Within the listing below, locate all lines containing the word "JSON". Copy each one.

**INPUT MATERIAL**
--

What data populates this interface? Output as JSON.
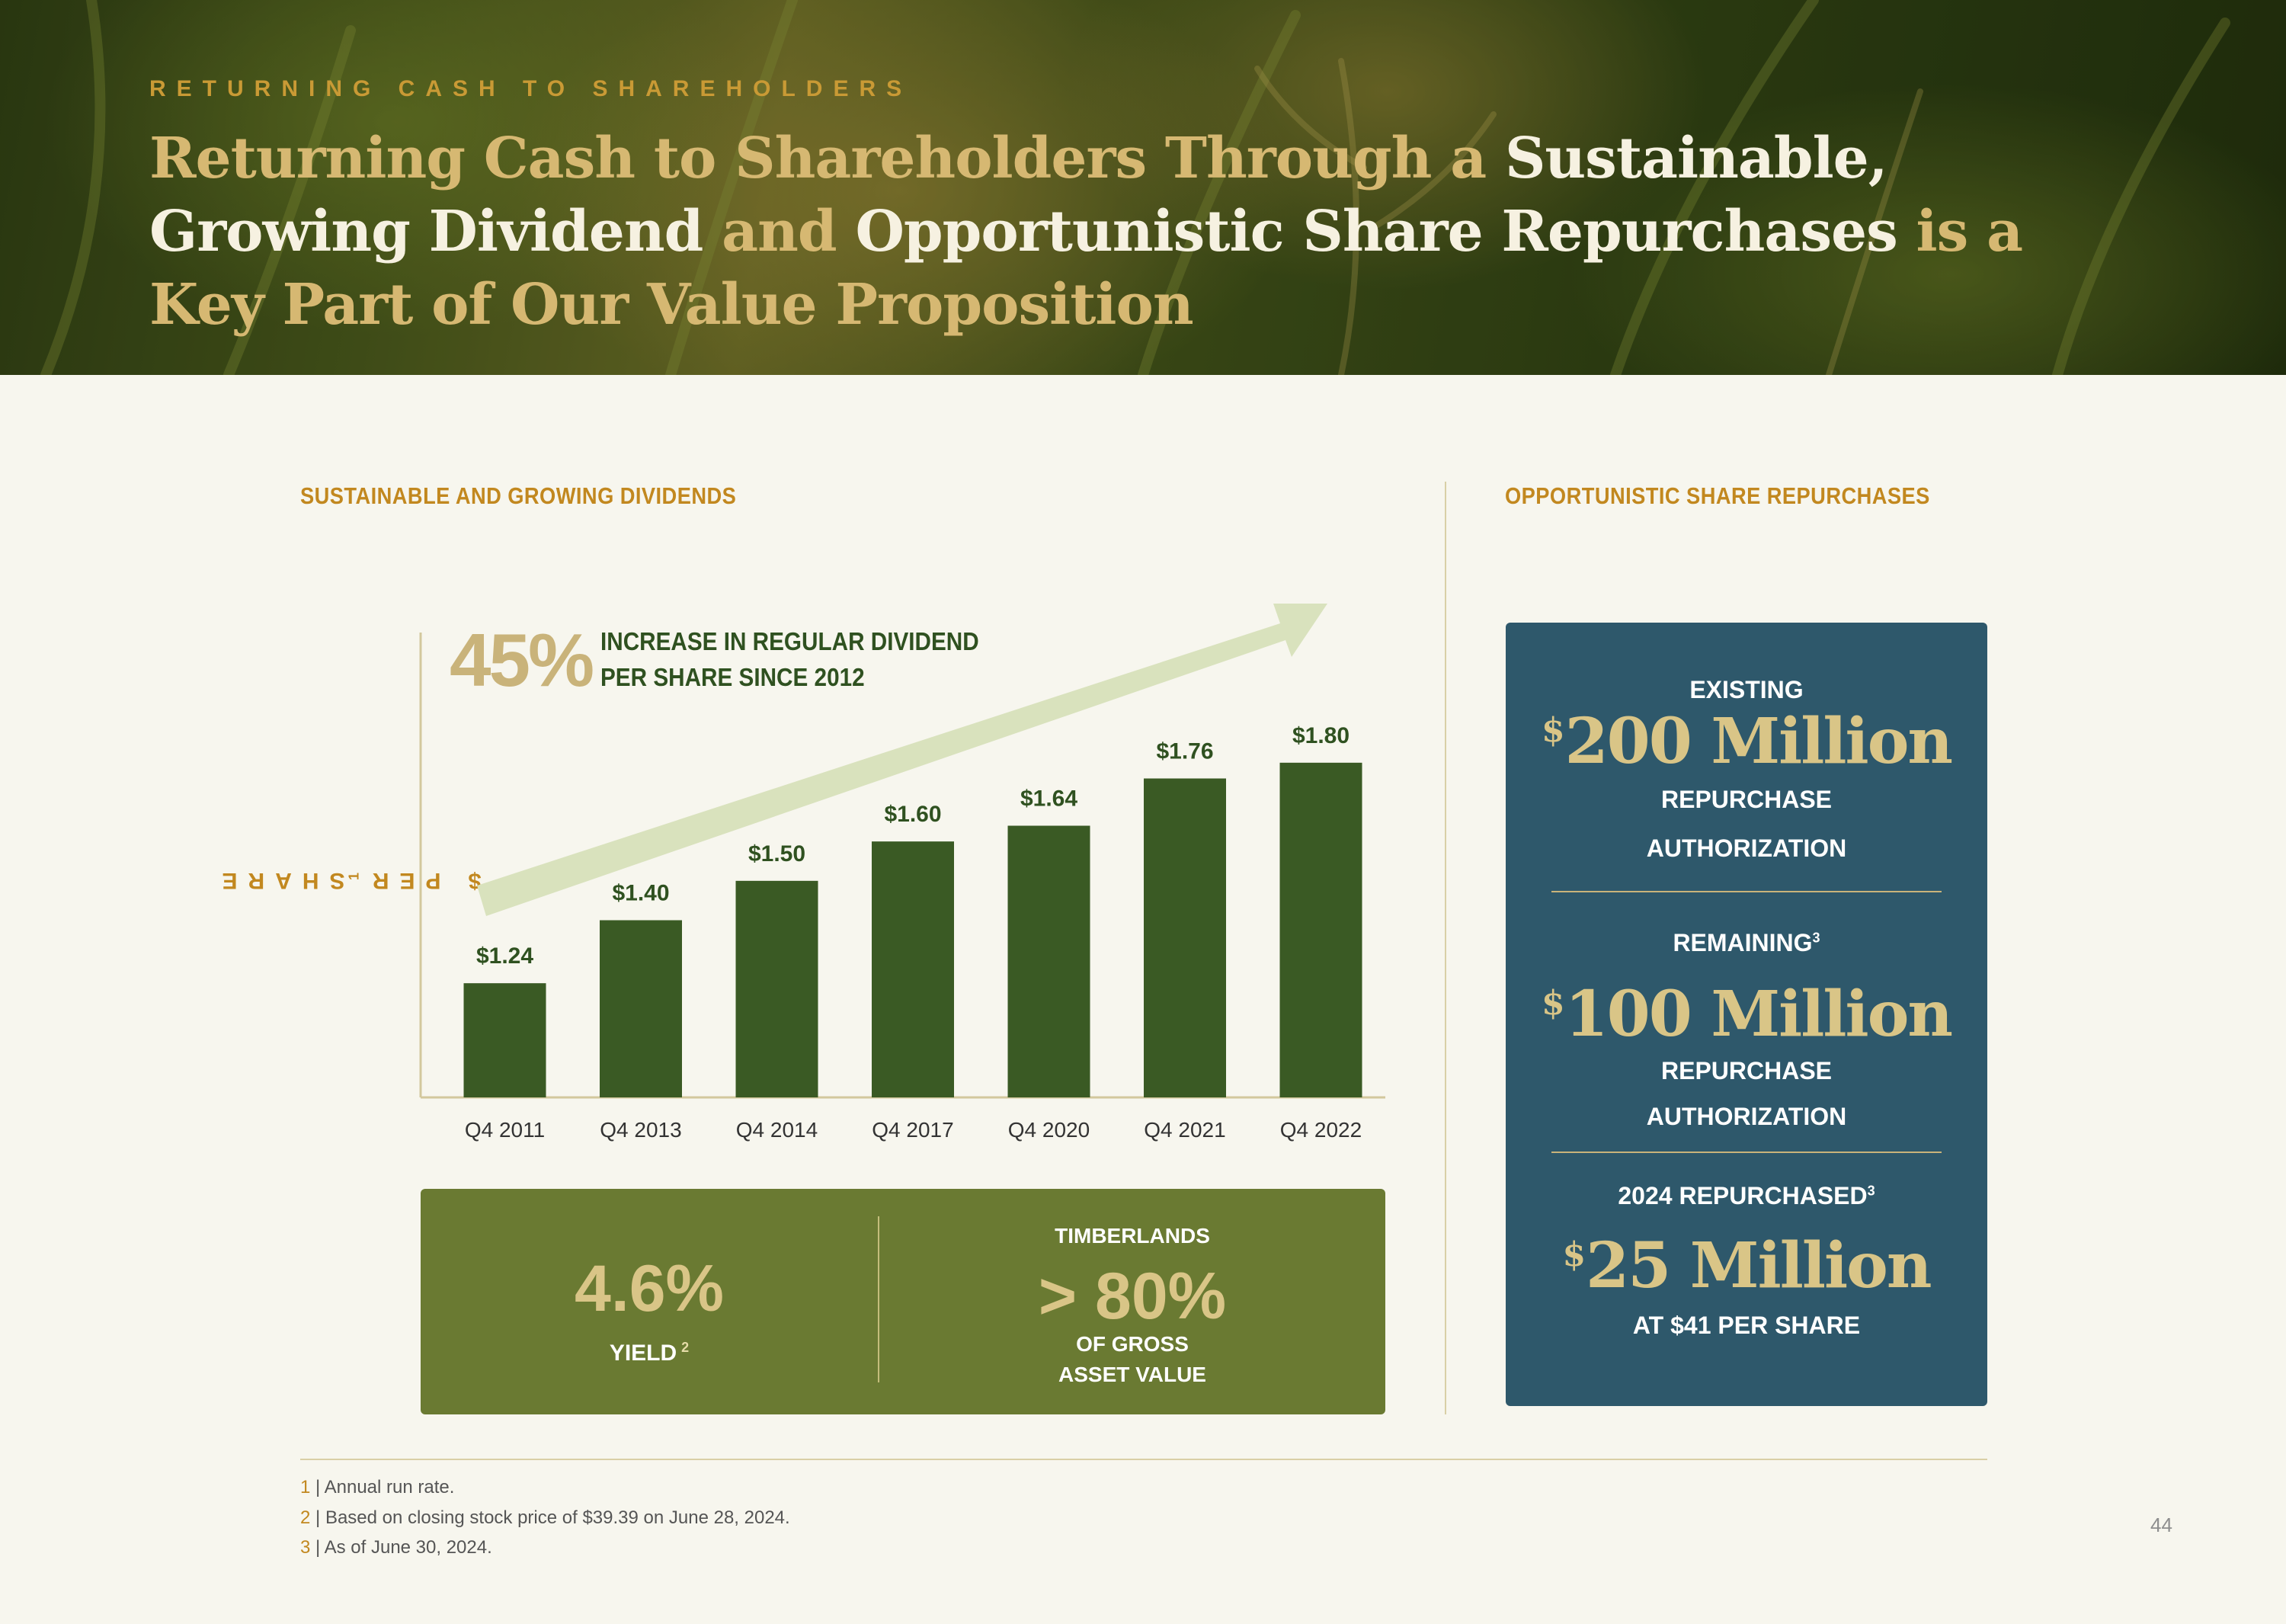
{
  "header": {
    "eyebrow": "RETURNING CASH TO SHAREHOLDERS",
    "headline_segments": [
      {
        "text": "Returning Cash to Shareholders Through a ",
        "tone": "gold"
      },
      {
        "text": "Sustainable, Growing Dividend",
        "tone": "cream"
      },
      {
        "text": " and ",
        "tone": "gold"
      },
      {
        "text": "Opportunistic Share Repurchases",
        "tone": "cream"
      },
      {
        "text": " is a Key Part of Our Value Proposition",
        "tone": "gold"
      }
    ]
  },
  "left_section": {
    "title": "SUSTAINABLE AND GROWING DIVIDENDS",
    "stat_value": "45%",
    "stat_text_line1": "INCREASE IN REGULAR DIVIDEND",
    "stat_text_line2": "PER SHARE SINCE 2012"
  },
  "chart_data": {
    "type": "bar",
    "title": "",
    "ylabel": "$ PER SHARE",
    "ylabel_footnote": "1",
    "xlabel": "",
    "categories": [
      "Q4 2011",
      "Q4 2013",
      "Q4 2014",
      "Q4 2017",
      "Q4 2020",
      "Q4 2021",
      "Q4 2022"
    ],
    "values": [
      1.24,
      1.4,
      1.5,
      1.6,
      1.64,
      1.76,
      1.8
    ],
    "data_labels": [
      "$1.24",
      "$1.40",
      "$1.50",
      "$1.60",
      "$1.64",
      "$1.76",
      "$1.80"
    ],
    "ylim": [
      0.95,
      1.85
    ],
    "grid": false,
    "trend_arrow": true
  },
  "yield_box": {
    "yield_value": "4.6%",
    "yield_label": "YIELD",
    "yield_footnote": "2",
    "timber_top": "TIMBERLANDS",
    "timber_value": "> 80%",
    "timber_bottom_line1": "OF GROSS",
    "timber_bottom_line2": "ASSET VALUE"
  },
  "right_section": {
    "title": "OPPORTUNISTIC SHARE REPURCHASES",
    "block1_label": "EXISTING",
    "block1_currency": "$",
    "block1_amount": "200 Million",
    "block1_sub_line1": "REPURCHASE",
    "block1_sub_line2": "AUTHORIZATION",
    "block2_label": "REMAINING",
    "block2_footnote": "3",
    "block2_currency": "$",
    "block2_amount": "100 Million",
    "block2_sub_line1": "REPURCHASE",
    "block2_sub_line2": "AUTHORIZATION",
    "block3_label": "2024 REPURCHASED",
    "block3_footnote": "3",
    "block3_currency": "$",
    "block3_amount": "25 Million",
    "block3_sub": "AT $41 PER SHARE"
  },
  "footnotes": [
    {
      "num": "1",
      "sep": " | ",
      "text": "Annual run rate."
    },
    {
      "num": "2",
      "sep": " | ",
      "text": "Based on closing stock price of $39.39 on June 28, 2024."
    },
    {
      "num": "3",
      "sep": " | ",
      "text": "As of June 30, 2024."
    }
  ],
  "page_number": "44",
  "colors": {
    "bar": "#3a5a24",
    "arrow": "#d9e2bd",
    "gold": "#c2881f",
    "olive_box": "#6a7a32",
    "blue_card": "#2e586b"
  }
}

--

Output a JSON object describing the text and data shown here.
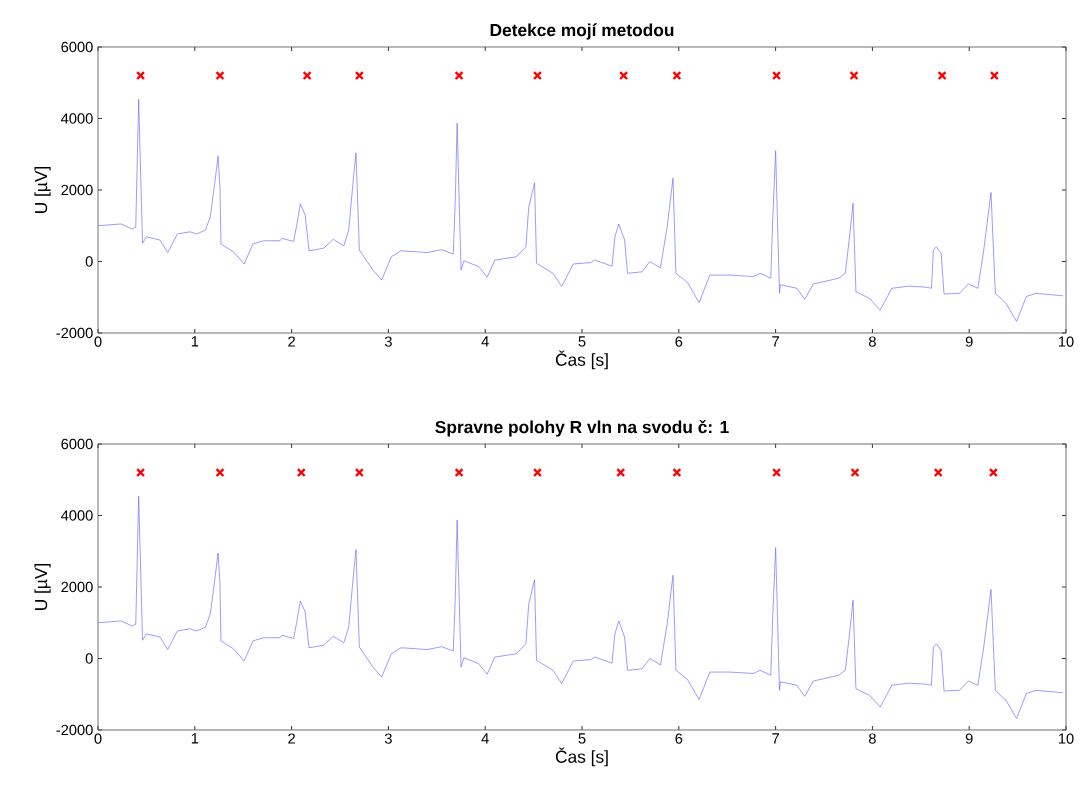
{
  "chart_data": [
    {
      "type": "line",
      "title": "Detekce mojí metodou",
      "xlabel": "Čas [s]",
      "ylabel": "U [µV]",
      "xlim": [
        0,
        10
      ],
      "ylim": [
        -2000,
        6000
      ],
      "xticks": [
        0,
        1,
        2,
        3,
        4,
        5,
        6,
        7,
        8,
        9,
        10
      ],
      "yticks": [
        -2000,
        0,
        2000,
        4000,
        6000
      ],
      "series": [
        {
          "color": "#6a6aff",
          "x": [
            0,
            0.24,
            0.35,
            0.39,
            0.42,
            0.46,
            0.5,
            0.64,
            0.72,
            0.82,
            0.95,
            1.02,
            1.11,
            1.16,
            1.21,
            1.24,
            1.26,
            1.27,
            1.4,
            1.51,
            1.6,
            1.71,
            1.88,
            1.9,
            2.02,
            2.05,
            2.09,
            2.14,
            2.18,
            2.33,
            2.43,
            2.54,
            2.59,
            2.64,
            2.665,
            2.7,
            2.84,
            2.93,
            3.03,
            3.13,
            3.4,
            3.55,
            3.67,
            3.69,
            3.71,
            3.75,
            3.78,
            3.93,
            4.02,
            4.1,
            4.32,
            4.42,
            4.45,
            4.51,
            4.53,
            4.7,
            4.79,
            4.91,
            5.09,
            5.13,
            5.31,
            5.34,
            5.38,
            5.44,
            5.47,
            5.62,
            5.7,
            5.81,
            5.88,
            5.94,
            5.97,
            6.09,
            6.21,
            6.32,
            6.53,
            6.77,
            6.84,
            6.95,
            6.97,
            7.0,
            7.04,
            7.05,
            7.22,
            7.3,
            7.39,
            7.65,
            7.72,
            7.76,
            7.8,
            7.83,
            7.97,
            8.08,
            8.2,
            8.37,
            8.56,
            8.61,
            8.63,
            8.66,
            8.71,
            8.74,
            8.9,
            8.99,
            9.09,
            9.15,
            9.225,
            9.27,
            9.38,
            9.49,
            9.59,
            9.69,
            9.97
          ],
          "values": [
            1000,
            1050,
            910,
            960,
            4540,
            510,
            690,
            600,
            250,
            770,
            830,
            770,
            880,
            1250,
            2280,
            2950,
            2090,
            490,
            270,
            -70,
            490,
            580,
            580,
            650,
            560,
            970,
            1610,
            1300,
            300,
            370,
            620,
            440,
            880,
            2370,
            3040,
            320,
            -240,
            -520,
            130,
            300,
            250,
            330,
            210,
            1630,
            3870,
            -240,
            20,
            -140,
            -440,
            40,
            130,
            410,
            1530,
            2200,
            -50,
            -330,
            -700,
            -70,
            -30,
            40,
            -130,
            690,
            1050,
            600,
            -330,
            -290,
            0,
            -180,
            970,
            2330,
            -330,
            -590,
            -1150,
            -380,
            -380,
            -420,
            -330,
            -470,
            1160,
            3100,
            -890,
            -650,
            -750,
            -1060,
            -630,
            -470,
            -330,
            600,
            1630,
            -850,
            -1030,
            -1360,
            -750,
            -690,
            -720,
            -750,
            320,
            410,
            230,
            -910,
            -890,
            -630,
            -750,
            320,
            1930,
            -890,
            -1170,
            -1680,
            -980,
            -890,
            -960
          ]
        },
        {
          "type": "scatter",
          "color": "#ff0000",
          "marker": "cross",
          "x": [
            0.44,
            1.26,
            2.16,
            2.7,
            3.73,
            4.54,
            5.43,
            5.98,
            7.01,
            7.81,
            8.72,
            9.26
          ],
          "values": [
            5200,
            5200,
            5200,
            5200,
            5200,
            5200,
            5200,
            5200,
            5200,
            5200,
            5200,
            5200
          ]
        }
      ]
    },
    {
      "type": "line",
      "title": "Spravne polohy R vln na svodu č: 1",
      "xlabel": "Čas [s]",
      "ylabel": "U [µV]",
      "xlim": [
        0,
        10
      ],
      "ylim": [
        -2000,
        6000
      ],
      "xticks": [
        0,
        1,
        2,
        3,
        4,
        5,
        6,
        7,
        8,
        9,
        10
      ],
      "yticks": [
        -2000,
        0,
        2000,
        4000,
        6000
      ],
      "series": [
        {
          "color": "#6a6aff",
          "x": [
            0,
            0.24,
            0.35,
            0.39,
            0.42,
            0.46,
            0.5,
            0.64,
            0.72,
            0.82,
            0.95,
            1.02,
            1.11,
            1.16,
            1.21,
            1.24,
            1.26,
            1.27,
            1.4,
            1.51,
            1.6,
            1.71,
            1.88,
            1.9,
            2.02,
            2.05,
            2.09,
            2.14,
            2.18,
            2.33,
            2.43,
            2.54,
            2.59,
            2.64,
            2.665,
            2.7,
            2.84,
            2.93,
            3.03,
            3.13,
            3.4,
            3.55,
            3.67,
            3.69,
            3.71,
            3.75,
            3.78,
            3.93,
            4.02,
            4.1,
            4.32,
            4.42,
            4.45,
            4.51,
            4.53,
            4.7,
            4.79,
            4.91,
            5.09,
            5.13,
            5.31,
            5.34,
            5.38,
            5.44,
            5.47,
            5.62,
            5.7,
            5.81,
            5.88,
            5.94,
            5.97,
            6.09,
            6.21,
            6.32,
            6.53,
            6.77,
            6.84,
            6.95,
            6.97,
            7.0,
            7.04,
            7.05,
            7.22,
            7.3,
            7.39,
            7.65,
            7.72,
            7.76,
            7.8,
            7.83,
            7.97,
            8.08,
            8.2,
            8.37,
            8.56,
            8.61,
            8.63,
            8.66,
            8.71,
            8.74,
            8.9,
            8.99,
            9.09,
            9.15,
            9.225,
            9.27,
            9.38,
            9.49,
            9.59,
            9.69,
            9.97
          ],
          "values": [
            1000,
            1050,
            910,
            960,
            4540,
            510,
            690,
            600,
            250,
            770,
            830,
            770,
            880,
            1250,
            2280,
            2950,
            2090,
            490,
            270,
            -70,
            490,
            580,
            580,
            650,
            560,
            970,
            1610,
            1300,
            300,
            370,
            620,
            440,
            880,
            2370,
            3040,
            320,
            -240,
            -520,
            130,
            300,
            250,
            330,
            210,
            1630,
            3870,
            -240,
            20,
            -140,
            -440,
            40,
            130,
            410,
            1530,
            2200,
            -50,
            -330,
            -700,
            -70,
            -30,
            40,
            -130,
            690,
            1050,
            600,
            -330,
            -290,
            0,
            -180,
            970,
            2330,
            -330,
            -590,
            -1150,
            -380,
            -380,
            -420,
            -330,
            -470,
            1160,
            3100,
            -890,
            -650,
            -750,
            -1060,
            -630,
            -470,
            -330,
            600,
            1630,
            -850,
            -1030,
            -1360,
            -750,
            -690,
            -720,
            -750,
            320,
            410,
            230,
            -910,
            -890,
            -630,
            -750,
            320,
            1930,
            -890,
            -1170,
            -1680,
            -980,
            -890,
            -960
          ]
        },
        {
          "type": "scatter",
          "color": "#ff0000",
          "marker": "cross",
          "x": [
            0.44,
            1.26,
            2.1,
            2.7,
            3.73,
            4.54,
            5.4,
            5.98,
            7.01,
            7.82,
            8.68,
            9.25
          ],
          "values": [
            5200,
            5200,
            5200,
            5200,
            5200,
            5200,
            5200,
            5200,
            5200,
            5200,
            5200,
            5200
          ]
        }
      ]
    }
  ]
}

--

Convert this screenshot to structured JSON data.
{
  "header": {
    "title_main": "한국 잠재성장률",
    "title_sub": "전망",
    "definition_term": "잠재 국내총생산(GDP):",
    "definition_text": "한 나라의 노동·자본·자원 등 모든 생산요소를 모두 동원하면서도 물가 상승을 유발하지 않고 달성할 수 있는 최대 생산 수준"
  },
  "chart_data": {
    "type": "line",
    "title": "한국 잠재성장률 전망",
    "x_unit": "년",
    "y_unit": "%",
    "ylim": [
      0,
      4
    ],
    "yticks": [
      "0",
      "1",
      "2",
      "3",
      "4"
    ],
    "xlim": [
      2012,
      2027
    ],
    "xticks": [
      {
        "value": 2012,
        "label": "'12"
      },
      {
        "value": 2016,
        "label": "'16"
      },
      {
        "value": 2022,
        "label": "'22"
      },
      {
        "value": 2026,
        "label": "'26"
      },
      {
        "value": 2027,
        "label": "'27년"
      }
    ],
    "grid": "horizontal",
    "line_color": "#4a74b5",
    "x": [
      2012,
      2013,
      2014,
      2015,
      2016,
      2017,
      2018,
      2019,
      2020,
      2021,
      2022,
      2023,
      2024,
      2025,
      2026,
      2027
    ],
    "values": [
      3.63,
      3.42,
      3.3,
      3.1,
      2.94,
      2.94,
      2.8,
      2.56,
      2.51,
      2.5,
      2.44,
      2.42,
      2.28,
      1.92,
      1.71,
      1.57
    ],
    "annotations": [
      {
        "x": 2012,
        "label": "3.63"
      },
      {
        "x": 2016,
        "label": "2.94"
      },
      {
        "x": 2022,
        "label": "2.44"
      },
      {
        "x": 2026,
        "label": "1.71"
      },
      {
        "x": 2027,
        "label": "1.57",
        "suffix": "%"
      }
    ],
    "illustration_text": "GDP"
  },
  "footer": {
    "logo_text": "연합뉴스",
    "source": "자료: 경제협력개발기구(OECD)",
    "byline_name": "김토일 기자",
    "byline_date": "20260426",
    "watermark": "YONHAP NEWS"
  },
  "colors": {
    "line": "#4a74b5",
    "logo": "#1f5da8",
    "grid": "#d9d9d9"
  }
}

--

**ANSWER TO THIS TASK**
What data populates this interface? Output as JSON.
Output a JSON object describing the text and data shown here.
Convert this screenshot to structured JSON data.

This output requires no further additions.